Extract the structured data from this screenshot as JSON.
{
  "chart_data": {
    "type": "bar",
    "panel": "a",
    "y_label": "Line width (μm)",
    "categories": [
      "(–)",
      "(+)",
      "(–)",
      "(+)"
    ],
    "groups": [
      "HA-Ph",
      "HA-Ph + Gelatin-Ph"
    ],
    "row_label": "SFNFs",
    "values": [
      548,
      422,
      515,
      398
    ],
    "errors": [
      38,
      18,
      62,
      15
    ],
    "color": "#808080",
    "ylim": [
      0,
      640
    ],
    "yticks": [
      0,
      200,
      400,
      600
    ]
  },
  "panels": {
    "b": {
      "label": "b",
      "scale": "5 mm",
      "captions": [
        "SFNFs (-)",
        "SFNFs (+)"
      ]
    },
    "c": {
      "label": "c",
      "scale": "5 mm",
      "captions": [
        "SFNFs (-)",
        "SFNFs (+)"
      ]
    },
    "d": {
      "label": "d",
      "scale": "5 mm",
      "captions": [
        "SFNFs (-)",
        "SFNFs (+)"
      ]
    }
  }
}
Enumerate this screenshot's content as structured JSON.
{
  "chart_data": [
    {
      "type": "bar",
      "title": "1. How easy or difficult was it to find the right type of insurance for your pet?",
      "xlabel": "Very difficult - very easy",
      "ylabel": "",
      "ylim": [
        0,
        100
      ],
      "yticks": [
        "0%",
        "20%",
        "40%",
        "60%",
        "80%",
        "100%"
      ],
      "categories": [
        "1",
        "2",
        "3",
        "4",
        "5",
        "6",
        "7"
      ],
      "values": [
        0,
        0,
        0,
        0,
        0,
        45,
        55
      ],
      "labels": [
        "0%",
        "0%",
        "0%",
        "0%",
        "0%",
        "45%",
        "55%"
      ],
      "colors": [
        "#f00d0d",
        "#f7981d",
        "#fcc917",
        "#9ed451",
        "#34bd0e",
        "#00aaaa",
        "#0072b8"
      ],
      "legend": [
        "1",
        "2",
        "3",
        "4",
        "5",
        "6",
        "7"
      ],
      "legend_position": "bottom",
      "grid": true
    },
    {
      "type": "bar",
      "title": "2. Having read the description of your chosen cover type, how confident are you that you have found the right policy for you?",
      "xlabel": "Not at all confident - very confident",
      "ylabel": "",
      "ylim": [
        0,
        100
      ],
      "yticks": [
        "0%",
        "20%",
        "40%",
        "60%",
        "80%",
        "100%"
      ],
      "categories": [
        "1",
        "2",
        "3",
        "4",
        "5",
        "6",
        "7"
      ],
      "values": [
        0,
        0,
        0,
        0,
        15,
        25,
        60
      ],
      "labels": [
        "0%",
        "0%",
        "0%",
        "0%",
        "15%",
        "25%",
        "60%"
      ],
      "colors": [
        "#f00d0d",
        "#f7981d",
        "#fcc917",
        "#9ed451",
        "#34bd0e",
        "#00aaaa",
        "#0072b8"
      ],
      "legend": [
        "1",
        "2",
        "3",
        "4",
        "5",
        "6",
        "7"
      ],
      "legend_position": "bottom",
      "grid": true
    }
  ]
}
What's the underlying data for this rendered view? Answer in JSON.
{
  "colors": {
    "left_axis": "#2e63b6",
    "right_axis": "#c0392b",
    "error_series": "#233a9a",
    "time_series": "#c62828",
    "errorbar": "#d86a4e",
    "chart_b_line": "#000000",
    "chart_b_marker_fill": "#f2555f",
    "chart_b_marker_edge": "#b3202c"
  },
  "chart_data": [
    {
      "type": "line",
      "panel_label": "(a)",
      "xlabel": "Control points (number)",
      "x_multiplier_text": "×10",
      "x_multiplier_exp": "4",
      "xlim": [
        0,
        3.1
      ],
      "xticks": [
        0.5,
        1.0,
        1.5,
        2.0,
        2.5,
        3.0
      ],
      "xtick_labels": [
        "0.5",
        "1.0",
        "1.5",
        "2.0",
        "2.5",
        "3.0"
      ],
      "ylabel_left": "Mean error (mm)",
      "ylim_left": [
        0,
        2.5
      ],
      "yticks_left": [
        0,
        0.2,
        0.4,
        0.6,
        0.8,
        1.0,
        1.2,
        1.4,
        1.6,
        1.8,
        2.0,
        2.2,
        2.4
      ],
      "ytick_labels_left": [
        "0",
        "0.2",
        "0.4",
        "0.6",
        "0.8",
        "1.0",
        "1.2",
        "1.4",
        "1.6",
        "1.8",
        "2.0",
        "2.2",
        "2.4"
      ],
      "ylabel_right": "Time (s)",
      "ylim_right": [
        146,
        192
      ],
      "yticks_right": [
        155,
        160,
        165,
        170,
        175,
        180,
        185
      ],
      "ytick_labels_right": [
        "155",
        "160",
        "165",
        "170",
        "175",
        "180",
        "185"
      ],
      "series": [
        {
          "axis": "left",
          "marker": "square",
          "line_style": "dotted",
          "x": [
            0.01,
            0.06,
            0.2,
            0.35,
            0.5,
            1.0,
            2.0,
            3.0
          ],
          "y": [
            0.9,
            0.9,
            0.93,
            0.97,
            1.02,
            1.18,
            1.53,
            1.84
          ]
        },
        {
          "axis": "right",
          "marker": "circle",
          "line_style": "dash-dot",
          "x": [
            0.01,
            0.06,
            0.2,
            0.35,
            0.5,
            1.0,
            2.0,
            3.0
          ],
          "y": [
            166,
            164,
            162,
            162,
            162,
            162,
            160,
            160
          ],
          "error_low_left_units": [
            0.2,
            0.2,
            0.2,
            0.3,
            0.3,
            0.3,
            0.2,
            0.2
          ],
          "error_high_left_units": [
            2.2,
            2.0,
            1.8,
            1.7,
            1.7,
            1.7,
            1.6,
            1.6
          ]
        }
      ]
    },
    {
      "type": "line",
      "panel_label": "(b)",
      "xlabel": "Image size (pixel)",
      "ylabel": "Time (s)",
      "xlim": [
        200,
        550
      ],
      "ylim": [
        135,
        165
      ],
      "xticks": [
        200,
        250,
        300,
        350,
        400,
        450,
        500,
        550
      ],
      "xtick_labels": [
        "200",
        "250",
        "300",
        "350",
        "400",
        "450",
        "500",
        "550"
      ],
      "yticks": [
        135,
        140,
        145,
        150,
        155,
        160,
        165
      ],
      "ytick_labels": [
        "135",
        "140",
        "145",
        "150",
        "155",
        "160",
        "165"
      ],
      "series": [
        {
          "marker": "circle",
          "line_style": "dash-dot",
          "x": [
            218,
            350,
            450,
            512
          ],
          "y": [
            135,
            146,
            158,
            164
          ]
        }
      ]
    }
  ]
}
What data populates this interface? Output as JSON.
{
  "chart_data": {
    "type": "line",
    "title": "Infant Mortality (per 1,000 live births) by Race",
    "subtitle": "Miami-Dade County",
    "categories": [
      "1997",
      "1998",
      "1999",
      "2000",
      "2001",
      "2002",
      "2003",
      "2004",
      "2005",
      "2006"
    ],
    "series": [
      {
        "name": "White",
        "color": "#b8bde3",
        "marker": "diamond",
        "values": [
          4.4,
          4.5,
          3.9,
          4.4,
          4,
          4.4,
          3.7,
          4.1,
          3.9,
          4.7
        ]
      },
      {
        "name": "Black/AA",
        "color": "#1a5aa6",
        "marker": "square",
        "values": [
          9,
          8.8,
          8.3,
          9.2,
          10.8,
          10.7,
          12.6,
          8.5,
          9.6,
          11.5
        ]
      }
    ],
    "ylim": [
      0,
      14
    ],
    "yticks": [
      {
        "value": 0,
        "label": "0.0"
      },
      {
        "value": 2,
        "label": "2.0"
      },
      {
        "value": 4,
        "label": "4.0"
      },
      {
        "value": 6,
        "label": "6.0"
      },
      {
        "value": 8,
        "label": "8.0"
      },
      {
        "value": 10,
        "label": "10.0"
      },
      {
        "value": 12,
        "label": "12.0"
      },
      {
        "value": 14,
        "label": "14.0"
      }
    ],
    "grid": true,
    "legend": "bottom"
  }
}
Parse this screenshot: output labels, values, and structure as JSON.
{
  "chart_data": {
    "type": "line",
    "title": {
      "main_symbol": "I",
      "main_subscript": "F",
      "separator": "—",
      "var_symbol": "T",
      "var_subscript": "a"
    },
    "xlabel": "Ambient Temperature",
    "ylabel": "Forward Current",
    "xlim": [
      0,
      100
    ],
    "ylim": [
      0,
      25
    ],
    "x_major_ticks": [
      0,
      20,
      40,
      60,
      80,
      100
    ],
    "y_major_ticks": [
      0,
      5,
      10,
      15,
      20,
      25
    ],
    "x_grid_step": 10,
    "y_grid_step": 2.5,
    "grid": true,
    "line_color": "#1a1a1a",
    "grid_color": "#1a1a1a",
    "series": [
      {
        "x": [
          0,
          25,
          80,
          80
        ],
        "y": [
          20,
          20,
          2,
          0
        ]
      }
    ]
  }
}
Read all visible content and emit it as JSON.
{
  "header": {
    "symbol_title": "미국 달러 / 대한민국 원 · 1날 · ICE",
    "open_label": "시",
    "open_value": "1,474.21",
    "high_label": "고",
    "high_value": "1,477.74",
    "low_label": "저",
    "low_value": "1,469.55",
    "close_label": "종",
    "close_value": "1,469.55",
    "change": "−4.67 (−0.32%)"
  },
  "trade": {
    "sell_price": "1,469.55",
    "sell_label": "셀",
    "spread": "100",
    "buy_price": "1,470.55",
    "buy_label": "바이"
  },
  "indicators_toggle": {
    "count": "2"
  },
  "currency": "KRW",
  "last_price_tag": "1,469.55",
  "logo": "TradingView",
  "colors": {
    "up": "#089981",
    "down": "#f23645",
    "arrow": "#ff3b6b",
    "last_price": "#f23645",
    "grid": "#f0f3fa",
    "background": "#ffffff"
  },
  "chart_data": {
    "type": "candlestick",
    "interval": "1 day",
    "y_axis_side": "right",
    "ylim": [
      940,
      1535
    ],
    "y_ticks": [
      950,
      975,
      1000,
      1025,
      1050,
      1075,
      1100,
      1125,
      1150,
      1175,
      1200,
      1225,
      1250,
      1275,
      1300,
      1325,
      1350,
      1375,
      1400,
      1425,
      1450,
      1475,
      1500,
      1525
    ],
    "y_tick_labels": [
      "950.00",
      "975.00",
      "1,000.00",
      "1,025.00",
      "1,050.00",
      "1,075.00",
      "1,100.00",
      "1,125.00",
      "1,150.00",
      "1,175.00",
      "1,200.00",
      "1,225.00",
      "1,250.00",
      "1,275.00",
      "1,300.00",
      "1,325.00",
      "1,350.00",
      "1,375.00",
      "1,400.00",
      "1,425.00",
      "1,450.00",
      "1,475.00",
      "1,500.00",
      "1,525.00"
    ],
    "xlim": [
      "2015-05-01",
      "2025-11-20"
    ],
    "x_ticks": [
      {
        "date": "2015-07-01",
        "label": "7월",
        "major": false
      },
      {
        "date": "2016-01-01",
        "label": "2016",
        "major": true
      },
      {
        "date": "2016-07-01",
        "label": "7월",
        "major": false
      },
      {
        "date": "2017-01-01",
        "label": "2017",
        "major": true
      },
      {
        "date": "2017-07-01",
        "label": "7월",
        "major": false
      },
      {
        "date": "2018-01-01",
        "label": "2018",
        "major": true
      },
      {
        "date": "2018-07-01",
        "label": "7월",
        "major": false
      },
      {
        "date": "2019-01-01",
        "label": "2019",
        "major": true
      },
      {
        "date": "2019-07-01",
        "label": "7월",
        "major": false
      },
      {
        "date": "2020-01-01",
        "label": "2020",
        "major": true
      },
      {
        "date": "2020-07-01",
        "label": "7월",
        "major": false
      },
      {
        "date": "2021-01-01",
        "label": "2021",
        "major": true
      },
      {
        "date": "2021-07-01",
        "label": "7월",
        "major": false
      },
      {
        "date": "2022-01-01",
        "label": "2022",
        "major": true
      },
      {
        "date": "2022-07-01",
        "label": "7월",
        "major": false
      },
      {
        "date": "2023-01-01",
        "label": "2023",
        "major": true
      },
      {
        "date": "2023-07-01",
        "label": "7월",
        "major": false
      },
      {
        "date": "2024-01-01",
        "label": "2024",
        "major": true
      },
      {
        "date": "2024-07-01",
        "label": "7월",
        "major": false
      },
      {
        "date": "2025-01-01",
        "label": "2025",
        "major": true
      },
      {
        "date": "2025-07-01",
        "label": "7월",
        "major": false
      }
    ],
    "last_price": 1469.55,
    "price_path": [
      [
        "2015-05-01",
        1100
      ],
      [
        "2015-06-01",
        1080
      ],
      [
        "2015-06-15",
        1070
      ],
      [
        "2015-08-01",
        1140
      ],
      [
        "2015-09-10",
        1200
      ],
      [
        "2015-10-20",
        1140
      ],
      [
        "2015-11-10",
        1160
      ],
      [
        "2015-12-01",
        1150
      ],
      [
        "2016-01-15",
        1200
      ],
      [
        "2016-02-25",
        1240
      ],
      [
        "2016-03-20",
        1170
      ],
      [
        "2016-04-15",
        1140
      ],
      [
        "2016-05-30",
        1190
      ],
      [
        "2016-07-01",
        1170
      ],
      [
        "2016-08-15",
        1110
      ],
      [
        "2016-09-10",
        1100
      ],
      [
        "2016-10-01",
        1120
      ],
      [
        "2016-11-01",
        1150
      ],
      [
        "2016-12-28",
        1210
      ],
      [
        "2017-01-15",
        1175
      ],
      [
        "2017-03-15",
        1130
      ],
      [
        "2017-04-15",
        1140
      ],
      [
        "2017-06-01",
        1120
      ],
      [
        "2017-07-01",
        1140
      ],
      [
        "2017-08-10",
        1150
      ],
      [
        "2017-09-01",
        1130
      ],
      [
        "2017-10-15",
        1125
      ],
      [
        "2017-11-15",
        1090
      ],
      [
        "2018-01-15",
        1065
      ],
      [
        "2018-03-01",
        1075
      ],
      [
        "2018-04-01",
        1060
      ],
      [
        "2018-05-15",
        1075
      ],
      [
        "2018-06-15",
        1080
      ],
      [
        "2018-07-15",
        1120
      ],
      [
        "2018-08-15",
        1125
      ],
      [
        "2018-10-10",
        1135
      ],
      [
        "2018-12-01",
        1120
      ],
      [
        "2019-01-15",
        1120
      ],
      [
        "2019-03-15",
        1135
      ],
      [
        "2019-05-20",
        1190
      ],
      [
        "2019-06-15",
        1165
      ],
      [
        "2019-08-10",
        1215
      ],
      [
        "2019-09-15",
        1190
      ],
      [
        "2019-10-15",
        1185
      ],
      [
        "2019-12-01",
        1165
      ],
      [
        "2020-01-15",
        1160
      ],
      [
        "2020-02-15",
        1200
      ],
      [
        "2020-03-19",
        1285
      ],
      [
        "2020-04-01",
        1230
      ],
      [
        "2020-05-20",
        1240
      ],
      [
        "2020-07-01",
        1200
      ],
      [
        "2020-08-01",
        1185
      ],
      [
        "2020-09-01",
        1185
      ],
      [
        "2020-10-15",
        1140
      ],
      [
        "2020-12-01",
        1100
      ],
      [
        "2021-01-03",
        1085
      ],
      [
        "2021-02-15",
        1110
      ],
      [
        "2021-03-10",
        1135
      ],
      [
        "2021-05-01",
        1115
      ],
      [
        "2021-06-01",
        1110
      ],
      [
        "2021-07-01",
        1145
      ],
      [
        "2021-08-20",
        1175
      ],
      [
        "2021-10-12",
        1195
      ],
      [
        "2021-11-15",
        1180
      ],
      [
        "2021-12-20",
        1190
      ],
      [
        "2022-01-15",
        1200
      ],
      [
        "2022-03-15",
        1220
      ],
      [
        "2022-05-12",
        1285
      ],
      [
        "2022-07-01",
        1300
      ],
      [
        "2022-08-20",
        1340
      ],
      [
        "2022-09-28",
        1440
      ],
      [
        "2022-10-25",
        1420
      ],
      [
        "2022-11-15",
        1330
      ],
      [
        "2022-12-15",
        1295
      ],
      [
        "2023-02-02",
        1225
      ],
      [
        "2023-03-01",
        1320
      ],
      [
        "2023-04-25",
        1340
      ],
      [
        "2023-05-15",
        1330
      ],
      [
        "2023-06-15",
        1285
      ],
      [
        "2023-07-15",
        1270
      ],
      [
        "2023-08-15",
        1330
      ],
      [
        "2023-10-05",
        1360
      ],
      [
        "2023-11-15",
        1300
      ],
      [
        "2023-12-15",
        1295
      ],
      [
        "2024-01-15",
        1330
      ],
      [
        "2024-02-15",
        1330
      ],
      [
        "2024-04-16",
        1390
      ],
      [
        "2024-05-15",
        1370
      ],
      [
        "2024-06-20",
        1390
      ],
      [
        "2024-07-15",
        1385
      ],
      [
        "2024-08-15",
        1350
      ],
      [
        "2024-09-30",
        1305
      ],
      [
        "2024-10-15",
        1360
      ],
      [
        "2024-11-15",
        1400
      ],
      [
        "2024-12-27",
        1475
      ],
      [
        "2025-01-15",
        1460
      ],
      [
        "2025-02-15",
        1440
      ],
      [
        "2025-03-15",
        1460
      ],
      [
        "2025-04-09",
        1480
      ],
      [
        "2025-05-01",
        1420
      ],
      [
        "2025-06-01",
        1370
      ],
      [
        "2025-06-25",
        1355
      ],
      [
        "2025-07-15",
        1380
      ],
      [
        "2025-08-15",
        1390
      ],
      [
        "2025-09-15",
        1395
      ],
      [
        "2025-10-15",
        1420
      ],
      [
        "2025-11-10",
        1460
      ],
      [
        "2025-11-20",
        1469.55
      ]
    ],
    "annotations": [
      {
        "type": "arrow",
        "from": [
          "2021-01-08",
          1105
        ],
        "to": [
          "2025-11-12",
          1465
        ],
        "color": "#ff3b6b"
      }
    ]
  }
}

• • • • • • •

WHAT THE TASK ASKS – Isolate each line of the listing above that includes "your". Copy it.

TASK ANSWER –
      "title": "1. How easy or difficult was it to find the right type of insurance for your pet?",
      "title": "2. Having read the description of your chosen cover type, how confident are you that you have found the right policy for you?",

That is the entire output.